REQUIRED TASK:
Arrange every line of the listing below as a numbered list, omitting any blank lines.

(Listing of labeled boxes)
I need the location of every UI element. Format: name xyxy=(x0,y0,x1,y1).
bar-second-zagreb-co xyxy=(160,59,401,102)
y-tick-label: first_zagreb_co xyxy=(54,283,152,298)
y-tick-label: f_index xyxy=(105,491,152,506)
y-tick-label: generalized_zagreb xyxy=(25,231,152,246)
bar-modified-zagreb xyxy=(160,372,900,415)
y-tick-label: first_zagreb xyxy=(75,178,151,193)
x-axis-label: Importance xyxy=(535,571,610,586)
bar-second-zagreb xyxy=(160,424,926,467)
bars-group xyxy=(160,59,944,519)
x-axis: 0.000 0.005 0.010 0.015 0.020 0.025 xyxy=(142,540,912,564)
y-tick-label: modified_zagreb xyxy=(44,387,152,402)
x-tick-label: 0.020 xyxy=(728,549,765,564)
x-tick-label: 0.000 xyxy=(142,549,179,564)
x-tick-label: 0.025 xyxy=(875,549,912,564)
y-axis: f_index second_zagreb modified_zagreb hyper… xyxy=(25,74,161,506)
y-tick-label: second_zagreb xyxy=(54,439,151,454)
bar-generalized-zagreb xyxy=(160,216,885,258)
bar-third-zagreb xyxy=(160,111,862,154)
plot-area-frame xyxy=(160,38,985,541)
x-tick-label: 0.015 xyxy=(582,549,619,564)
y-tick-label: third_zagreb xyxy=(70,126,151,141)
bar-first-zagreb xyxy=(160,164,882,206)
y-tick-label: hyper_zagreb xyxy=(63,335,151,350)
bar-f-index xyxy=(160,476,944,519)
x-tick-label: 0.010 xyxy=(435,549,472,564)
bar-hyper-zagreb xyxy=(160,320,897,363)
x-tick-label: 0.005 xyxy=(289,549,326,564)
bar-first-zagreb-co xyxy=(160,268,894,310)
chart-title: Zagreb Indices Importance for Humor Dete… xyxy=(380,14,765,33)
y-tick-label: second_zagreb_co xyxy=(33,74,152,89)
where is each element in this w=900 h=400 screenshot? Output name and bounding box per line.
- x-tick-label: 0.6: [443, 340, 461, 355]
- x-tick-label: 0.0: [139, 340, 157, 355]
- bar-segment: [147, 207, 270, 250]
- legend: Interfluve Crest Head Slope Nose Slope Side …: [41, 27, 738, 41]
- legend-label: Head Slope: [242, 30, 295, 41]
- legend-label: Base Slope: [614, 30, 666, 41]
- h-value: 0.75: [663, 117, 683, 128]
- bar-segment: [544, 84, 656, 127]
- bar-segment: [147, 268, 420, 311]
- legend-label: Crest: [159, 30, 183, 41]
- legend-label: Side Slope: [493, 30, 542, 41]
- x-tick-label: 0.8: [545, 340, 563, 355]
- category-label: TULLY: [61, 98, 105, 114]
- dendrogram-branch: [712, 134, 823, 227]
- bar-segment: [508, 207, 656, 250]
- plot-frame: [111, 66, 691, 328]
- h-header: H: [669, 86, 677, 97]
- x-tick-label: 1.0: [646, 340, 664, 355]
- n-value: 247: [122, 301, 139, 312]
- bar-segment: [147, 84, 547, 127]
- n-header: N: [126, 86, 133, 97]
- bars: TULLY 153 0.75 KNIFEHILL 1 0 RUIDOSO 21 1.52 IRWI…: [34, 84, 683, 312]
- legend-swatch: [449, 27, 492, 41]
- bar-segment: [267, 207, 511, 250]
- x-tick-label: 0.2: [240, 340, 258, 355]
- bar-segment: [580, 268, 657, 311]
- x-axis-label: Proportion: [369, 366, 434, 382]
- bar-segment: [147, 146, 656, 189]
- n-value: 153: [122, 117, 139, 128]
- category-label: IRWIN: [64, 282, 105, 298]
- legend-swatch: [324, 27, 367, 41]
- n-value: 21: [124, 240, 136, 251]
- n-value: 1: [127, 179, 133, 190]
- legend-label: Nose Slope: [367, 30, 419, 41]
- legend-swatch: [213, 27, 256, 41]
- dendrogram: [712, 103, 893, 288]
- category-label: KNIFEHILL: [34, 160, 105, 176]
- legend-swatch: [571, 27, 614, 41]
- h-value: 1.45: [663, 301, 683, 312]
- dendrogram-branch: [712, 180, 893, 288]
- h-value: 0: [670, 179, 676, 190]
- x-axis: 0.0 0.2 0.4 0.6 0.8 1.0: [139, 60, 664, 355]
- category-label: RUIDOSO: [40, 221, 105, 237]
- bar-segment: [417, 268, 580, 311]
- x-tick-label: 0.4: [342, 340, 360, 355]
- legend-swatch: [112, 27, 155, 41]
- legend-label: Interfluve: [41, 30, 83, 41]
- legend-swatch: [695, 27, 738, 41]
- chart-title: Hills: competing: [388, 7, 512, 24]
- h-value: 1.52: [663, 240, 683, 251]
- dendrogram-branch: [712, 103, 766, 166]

RESPONSE TO THIS TASK:
1. I need the location of every UI element. Format: name xyxy=(x0,y0,x1,y1).
2. bar-second-zagreb-co xyxy=(160,59,401,102)
3. y-tick-label: first_zagreb_co xyxy=(54,283,152,298)
4. y-tick-label: f_index xyxy=(105,491,152,506)
5. y-tick-label: generalized_zagreb xyxy=(25,231,152,246)
6. bar-modified-zagreb xyxy=(160,372,900,415)
7. y-tick-label: first_zagreb xyxy=(75,178,151,193)
8. x-axis-label: Importance xyxy=(535,571,610,586)
9. bar-second-zagreb xyxy=(160,424,926,467)
10. bars-group xyxy=(160,59,944,519)
11. x-axis: 0.000 0.005 0.010 0.015 0.020 0.025 xyxy=(142,540,912,564)
12. y-tick-label: modified_zagreb xyxy=(44,387,152,402)
13. x-tick-label: 0.020 xyxy=(728,549,765,564)
14. x-tick-label: 0.000 xyxy=(142,549,179,564)
15. x-tick-label: 0.025 xyxy=(875,549,912,564)
16. y-axis: f_index second_zagreb modified_zagreb hyper… xyxy=(25,74,161,506)
17. y-tick-label: second_zagreb xyxy=(54,439,151,454)
18. bar-generalized-zagreb xyxy=(160,216,885,258)
19. bar-third-zagreb xyxy=(160,111,862,154)
20. plot-area-frame xyxy=(160,38,985,541)
21. x-tick-label: 0.015 xyxy=(582,549,619,564)
22. y-tick-label: third_zagreb xyxy=(70,126,151,141)
23. bar-first-zagreb xyxy=(160,164,882,206)
24. y-tick-label: hyper_zagreb xyxy=(63,335,151,350)
25. bar-f-index xyxy=(160,476,944,519)
26. x-tick-label: 0.010 xyxy=(435,549,472,564)
27. bar-hyper-zagreb xyxy=(160,320,897,363)
28. x-tick-label: 0.005 xyxy=(289,549,326,564)
29. bar-first-zagreb-co xyxy=(160,268,894,310)
30. chart-title: Zagreb Indices Importance for Humor Dete… xyxy=(380,14,765,33)
31. y-tick-label: second_zagreb_co xyxy=(33,74,152,89)
32. where is each element in this w=900 h=400 screenshot? Output name and bounding box per line.
33. - x-tick-label: 0.6: [443, 340, 461, 355]
34. - x-tick-label: 0.0: [139, 340, 157, 355]
35. - bar-segment: [147, 207, 270, 250]
36. - legend: Interfluve Crest Head Slope Nose Slope Side …: [41, 27, 738, 41]
37. - legend-label: Head Slope: [242, 30, 295, 41]
38. - legend-label: Base Slope: [614, 30, 666, 41]
39. - h-value: 0.75: [663, 117, 683, 128]
40. - bar-segment: [544, 84, 656, 127]
41. - bar-segment: [147, 268, 420, 311]
42. - legend-label: Crest: [159, 30, 183, 41]
43. - legend-label: Side Slope: [493, 30, 542, 41]
44. - x-tick-label: 0.8: [545, 340, 563, 355]
45. - category-label: TULLY: [61, 98, 105, 114]
46. - dendrogram-branch: [712, 134, 823, 227]
47. - bar-segment: [508, 207, 656, 250]
48. - plot-frame: [111, 66, 691, 328]
49. - h-header: H: [669, 86, 677, 97]
50. - x-tick-label: 1.0: [646, 340, 664, 355]
51. - n-value: 247: [122, 301, 139, 312]
52. - bar-segment: [147, 84, 547, 127]
53. - n-header: N: [126, 86, 133, 97]
54. - bars: TULLY 153 0.75 KNIFEHILL 1 0 RUIDOSO 21 1.52 IRWI…: [34, 84, 683, 312]
55. - legend-swatch: [449, 27, 492, 41]
56. - bar-segment: [267, 207, 511, 250]
57. - x-tick-label: 0.2: [240, 340, 258, 355]
58. - bar-segment: [580, 268, 657, 311]
59. - x-axis-label: Proportion: [369, 366, 434, 382]
60. - bar-segment: [147, 146, 656, 189]
61. - n-value: 153: [122, 117, 139, 128]
62. - category-label: IRWIN: [64, 282, 105, 298]
63. - legend-swatch: [324, 27, 367, 41]
64. - n-value: 21: [124, 240, 136, 251]
65. - n-value: 1: [127, 179, 133, 190]
66. - legend-label: Nose Slope: [367, 30, 419, 41]
67. - legend-swatch: [213, 27, 256, 41]
68. - dendrogram: [712, 103, 893, 288]
69. - category-label: KNIFEHILL: [34, 160, 105, 176]
70. - legend-swatch: [571, 27, 614, 41]
71. - h-value: 1.45: [663, 301, 683, 312]
72. - dendrogram-branch: [712, 180, 893, 288]
73. - h-value: 0: [670, 179, 676, 190]
74. - x-axis: 0.0 0.2 0.4 0.6 0.8 1.0: [139, 60, 664, 355]
75. - category-label: RUIDOSO: [40, 221, 105, 237]
76. - bar-segment: [417, 268, 580, 311]
77. - x-tick-label: 0.4: [342, 340, 360, 355]
78. - legend-swatch: [112, 27, 155, 41]
79. - legend-label: Interfluve: [41, 30, 83, 41]
80. - legend-swatch: [695, 27, 738, 41]
81. - chart-title: Hills: competing: [388, 7, 512, 24]
82. - h-value: 1.52: [663, 240, 683, 251]
83. - dendrogram-branch: [712, 103, 766, 166]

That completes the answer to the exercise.